AIM OF THE TASK:
Images are not part of the copy; write out the rest of the data exactly as given.
------------
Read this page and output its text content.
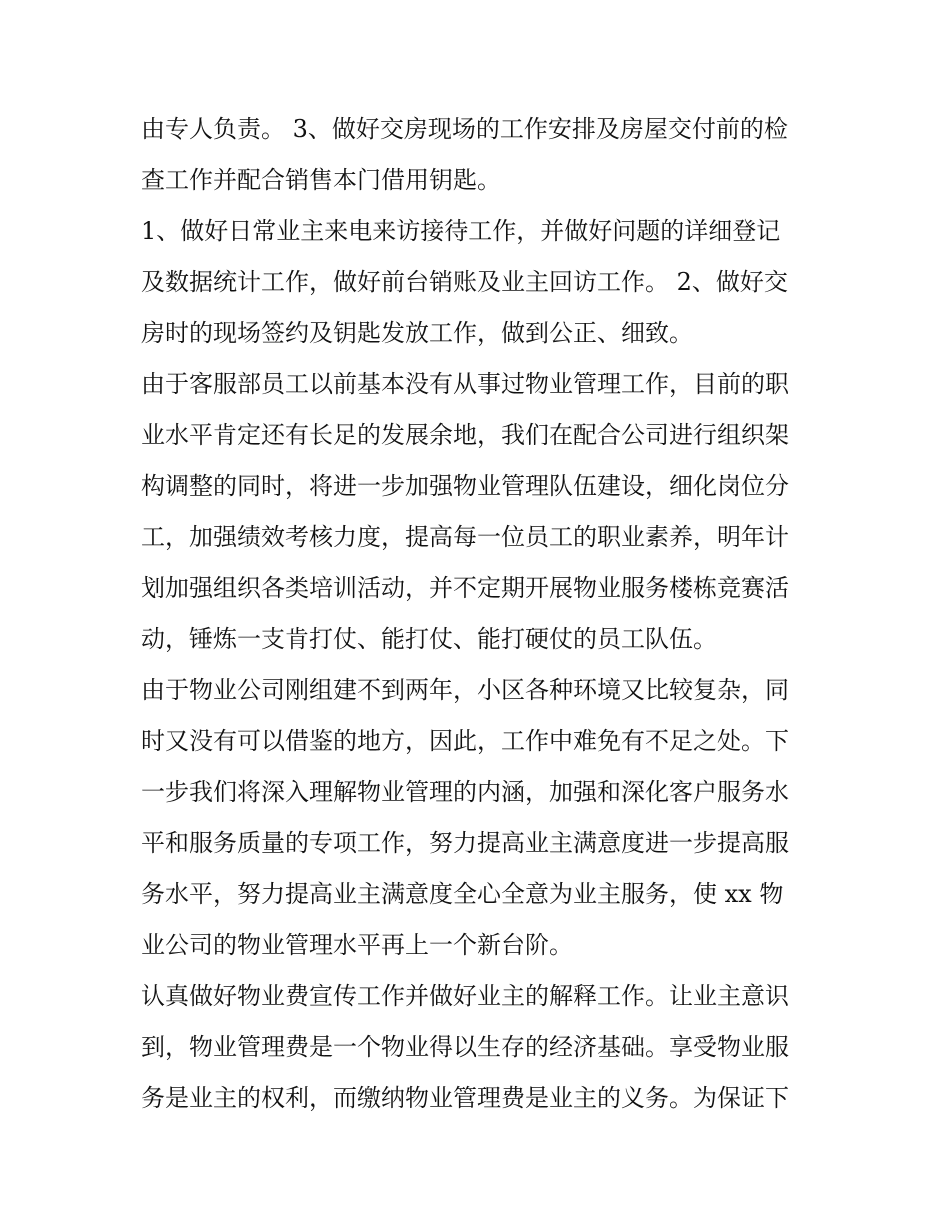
由专人负责。 3、做好交房现场的工作安排及房屋交付前的检
查工作并配合销售本门借用钥匙。
1、做好日常业主来电来访接待工作，并做好问题的详细登记
及数据统计工作，做好前台销账及业主回访工作。 2、做好交
房时的现场签约及钥匙发放工作，做到公正、细致。
由于客服部员工以前基本没有从事过物业管理工作，目前的职
业水平肯定还有长足的发展余地，我们在配合公司进行组织架
构调整的同时，将进一步加强物业管理队伍建设，细化岗位分
工，加强绩效考核力度，提高每一位员工的职业素养，明年计
划加强组织各类培训活动，并不定期开展物业服务楼栋竞赛活
动，锤炼一支肯打仗、能打仗、能打硬仗的员工队伍。
由于物业公司刚组建不到两年，小区各种环境又比较复杂，同
时又没有可以借鉴的地方，因此，工作中难免有不足之处。下
一步我们将深入理解物业管理的内涵，加强和深化客户服务水
平和服务质量的专项工作，努力提高业主满意度进一步提高服
务水平，努力提高业主满意度全心全意为业主服务，使 xx 物
业公司的物业管理水平再上一个新台阶。
认真做好物业费宣传工作并做好业主的解释工作。让业主意识
到，物业管理费是一个物业得以生存的经济基础。享受物业服
务是业主的权利，而缴纳物业管理费是业主的义务。为保证下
------------
EXERCISE RESPONSE:
Read this page and output its text content.
由专人负责。 3、做好交房现场的工作安排及房屋交付前的检
查工作并配合销售本门借用钥匙。
1、做好日常业主来电来访接待工作，并做好问题的详细登记
及数据统计工作，做好前台销账及业主回访工作。 2、做好交
房时的现场签约及钥匙发放工作，做到公正、细致。
由于客服部员工以前基本没有从事过物业管理工作，目前的职
业水平肯定还有长足的发展余地，我们在配合公司进行组织架
构调整的同时，将进一步加强物业管理队伍建设，细化岗位分
工，加强绩效考核力度，提高每一位员工的职业素养，明年计
划加强组织各类培训活动，并不定期开展物业服务楼栋竞赛活
动，锤炼一支肯打仗、能打仗、能打硬仗的员工队伍。
由于物业公司刚组建不到两年，小区各种环境又比较复杂，同
时又没有可以借鉴的地方，因此，工作中难免有不足之处。下
一步我们将深入理解物业管理的内涵，加强和深化客户服务水
平和服务质量的专项工作，努力提高业主满意度进一步提高服
务水平，努力提高业主满意度全心全意为业主服务，使 xx 物
业公司的物业管理水平再上一个新台阶。
认真做好物业费宣传工作并做好业主的解释工作。让业主意识
到，物业管理费是一个物业得以生存的经济基础。享受物业服
务是业主的权利，而缴纳物业管理费是业主的义务。为保证下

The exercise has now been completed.